▸ **Dataset records**:

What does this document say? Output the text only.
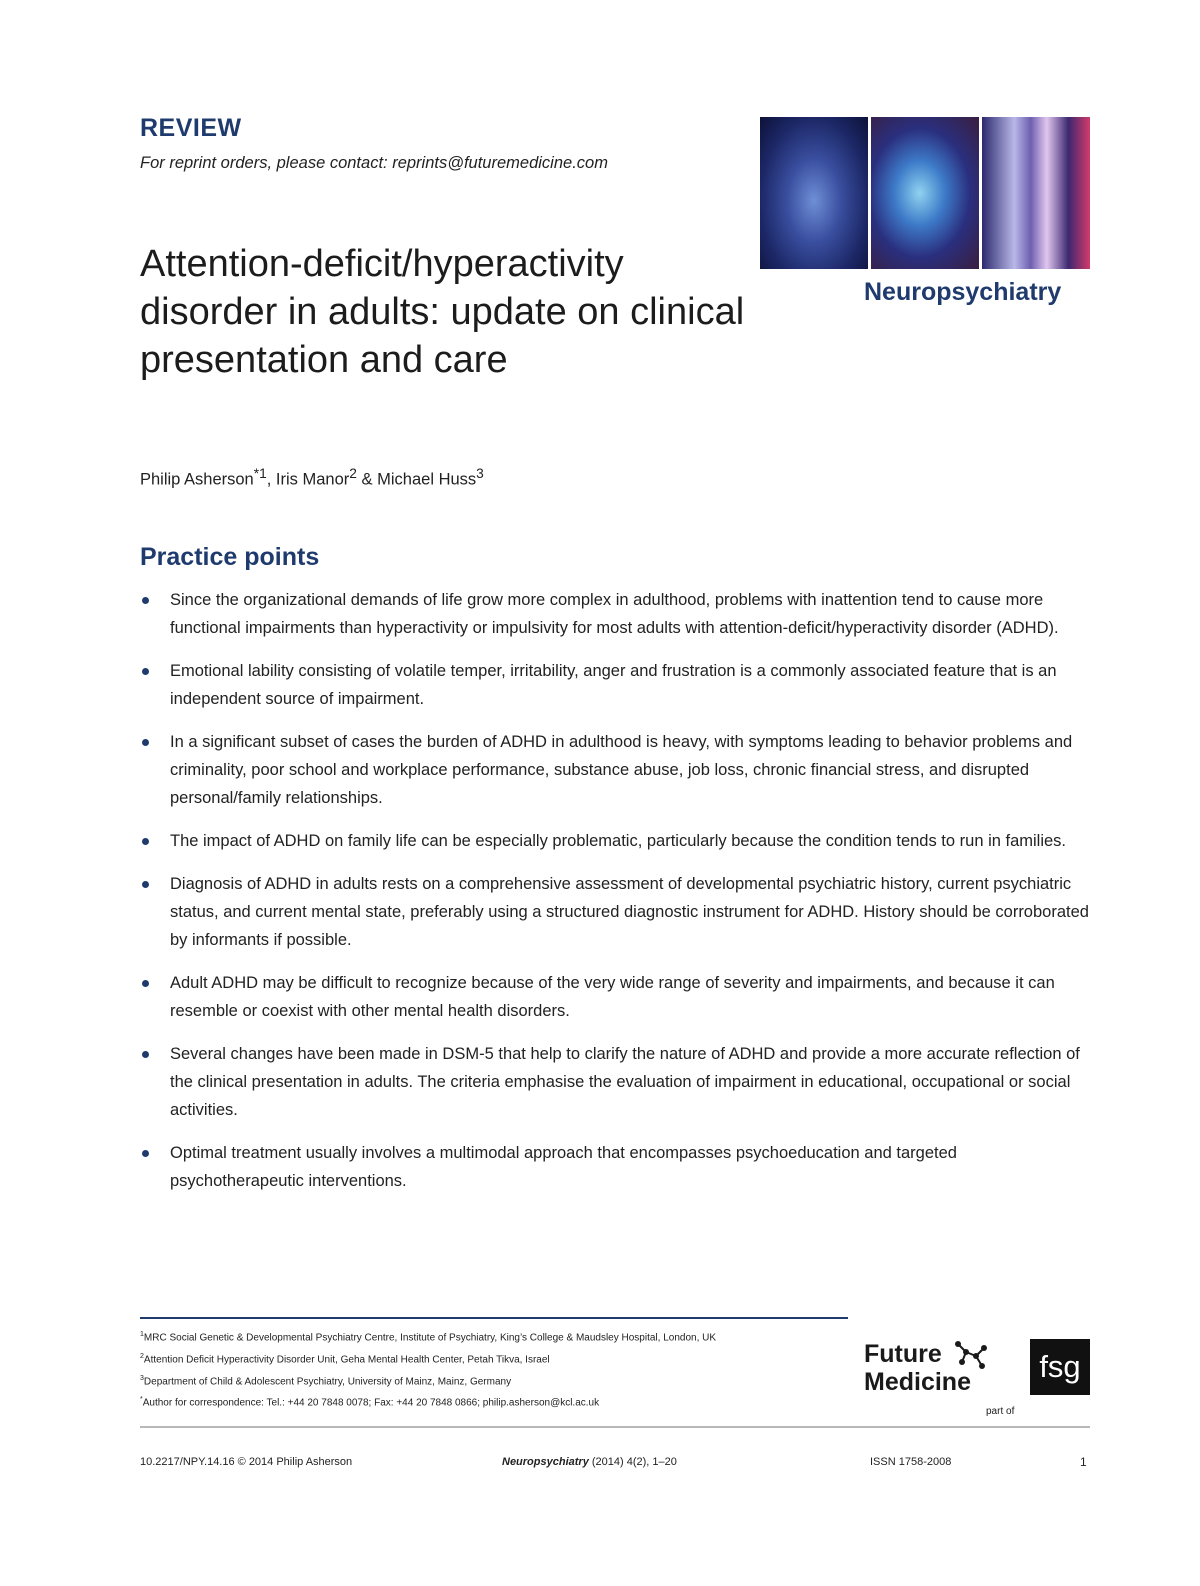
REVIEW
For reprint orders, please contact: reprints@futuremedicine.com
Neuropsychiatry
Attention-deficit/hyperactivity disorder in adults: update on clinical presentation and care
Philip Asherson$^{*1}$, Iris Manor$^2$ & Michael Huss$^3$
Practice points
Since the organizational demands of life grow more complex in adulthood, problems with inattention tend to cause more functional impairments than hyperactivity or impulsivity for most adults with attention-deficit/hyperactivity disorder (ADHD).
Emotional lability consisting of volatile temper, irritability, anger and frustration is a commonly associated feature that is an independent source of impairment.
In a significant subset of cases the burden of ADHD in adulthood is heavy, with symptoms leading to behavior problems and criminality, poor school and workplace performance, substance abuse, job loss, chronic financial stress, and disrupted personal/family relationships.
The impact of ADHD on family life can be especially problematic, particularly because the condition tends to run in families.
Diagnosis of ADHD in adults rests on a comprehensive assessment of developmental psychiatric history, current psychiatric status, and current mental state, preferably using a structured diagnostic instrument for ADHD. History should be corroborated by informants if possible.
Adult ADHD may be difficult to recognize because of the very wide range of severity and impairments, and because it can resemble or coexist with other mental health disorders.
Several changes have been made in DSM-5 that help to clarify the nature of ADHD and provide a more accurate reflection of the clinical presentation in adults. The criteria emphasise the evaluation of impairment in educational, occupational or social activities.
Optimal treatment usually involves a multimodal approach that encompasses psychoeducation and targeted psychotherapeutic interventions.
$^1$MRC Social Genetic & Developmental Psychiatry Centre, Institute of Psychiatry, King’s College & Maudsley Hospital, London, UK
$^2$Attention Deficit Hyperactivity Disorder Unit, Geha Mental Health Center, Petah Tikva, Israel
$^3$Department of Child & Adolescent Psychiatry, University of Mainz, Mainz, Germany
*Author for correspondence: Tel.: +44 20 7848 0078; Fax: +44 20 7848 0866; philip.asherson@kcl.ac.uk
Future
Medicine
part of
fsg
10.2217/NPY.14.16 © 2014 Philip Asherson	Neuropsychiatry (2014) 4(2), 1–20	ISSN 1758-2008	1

...

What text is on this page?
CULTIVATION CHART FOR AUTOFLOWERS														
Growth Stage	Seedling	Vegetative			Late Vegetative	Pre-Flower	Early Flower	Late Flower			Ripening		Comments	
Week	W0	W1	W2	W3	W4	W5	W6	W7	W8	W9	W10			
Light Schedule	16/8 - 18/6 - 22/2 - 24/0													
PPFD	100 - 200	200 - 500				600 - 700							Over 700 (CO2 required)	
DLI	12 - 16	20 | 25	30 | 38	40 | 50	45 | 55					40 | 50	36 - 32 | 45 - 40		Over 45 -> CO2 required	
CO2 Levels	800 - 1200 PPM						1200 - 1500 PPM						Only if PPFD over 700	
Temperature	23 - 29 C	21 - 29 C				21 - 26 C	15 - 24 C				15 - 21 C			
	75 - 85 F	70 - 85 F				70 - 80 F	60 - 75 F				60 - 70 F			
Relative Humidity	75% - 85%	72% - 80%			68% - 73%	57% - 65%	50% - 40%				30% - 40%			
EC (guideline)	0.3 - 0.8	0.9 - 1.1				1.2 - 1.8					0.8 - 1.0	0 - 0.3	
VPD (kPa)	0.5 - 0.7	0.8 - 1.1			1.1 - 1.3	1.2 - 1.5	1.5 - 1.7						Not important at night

▸ **Problem description**: For the entries above, state how many lines contain the word "Neuropsychiatry". Provide the number by itself.

▸ **Answer to this task**: 2